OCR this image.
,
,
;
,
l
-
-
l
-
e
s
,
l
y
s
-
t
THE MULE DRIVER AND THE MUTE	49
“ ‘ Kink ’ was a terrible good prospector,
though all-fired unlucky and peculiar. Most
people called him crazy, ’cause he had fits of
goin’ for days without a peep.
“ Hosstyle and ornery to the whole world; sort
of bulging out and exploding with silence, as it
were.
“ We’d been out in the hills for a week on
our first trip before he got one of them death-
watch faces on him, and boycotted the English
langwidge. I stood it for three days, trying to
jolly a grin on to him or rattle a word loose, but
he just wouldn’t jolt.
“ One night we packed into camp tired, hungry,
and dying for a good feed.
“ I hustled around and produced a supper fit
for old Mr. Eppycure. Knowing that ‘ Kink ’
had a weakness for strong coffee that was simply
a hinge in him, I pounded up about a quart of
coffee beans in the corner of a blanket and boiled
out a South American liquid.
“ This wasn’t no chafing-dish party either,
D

══════════════════════════════

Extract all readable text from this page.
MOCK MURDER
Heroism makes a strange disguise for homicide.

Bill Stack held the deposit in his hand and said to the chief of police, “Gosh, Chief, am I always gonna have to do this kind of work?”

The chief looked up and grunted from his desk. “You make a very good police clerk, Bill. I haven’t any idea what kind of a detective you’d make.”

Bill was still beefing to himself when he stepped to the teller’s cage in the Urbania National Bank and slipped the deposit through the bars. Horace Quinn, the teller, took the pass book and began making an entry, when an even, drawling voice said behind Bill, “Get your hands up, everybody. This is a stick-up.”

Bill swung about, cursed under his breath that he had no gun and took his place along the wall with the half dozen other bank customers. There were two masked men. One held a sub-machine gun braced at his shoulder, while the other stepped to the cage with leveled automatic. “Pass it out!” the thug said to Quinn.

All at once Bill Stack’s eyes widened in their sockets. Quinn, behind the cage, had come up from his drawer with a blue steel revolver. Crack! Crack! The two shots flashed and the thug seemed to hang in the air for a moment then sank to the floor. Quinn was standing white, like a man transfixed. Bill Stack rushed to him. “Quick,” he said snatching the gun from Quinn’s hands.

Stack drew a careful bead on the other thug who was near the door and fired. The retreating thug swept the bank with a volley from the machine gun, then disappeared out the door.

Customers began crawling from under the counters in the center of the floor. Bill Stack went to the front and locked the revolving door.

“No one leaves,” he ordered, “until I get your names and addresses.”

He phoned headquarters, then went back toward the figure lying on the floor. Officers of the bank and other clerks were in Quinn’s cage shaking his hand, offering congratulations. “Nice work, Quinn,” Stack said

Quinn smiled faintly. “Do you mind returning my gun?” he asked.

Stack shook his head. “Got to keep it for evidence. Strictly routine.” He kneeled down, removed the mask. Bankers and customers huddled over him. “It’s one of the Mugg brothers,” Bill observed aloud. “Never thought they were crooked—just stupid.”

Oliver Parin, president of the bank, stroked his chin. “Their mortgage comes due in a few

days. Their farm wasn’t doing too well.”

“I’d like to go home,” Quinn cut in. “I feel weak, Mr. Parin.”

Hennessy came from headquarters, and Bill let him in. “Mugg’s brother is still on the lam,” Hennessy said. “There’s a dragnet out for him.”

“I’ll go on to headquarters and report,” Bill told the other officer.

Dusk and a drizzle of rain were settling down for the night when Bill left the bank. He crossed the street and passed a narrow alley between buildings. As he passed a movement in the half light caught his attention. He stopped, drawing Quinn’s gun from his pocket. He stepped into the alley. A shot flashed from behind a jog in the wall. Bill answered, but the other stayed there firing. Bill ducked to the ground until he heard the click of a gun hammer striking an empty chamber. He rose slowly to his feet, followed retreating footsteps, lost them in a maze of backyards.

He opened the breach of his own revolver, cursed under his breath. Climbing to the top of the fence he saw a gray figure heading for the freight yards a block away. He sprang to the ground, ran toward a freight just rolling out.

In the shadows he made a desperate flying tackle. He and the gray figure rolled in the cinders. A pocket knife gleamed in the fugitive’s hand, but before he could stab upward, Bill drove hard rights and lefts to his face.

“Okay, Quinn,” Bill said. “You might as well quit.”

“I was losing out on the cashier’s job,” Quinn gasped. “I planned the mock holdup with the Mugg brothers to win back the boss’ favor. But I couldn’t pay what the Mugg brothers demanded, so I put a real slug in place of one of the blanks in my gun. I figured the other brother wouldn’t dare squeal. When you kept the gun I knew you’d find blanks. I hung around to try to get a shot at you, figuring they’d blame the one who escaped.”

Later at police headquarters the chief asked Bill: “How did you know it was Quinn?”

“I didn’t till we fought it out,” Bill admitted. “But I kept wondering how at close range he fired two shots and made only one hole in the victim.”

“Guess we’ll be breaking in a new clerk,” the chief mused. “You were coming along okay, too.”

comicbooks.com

══════════════════════════════

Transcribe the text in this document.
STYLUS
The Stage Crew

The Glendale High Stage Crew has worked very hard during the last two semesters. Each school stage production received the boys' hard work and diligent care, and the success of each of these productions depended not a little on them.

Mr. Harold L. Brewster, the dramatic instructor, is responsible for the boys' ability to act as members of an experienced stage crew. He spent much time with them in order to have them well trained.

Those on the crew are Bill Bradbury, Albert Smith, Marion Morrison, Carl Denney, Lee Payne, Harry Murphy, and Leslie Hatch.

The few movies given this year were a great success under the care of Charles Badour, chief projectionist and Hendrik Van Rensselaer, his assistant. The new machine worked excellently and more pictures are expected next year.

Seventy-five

══════════════════════════════

**Problem details:** Check each line above for the word "well" and copy the ones that have it.

**Exercise result:**
days. Their farm wasn’t doing too well.”
“Okay, Quinn,” Bill said. “You might as well quit.”
Mr. Harold L. Brewster, the dramatic instructor, is responsible for the boys' ability to act as members of an experienced stage crew. He spent much time with them in order to have them well trained.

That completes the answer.